Aim: Using the listing below, please gather every line containing the word "values".

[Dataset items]
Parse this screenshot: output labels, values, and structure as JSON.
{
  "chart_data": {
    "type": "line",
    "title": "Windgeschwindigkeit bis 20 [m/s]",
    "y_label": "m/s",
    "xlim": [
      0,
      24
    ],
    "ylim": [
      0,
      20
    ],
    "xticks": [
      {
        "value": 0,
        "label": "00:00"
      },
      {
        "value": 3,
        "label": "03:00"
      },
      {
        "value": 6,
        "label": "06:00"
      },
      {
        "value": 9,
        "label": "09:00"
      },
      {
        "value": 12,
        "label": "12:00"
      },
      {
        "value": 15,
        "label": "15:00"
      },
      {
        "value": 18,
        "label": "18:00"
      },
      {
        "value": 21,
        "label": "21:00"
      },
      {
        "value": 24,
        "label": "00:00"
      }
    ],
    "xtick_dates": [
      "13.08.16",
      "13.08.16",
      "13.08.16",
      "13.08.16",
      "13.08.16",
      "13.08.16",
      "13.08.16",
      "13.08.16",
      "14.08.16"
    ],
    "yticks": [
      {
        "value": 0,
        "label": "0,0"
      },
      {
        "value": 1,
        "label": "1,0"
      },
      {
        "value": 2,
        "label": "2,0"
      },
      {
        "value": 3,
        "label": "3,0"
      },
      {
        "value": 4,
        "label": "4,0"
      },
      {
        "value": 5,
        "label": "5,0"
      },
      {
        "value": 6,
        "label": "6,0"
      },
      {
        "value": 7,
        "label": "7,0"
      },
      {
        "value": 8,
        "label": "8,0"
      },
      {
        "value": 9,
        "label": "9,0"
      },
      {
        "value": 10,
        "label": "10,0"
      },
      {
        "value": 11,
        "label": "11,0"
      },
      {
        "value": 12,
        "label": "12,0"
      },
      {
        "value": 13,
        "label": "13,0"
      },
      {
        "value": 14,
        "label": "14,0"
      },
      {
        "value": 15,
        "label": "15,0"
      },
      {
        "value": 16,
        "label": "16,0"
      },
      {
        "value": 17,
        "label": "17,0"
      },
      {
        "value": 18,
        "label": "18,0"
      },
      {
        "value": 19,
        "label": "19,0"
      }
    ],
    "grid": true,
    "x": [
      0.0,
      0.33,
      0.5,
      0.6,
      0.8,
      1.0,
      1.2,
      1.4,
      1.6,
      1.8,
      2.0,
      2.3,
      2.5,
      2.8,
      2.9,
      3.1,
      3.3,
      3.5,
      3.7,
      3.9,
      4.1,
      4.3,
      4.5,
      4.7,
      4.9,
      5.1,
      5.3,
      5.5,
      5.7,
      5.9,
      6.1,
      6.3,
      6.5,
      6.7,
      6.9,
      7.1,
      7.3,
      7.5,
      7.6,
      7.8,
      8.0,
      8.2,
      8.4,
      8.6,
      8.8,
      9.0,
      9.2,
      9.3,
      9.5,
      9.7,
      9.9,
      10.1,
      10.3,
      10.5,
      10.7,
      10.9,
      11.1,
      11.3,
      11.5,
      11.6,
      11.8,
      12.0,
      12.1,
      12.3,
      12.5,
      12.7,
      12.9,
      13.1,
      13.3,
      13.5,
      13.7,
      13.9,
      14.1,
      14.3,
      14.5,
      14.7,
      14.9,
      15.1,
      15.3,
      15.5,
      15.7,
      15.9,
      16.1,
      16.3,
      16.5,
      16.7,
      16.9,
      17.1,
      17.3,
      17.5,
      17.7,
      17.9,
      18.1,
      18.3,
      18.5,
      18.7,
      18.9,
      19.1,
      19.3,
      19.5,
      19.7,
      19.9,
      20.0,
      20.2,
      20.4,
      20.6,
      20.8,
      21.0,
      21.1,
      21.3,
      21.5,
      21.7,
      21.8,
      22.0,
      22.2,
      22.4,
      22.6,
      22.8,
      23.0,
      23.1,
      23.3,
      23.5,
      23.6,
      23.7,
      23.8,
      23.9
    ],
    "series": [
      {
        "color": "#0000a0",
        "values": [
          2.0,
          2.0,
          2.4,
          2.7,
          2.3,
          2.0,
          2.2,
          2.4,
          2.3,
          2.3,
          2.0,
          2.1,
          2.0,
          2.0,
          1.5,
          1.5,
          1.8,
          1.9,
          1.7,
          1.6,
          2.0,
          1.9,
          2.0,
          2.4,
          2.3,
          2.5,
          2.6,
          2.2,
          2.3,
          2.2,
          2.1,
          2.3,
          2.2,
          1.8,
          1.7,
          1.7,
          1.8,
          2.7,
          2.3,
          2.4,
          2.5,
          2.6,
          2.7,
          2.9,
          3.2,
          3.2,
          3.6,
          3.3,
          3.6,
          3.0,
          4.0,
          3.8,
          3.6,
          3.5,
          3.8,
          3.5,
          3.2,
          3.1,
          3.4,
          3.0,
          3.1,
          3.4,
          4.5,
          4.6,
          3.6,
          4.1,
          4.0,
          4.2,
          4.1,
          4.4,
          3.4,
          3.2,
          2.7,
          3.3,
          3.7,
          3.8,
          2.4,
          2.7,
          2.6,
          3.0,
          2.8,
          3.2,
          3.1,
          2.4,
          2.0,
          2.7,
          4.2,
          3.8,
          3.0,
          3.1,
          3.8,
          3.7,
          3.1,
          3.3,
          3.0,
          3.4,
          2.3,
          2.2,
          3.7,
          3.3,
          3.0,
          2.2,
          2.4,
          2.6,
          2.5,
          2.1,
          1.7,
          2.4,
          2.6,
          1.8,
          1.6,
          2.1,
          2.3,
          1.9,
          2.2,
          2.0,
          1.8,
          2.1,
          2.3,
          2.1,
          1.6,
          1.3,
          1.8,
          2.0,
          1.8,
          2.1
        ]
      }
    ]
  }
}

The completed task:
Parse this screenshot: output labels, values, and structure as JSON.
        "values": [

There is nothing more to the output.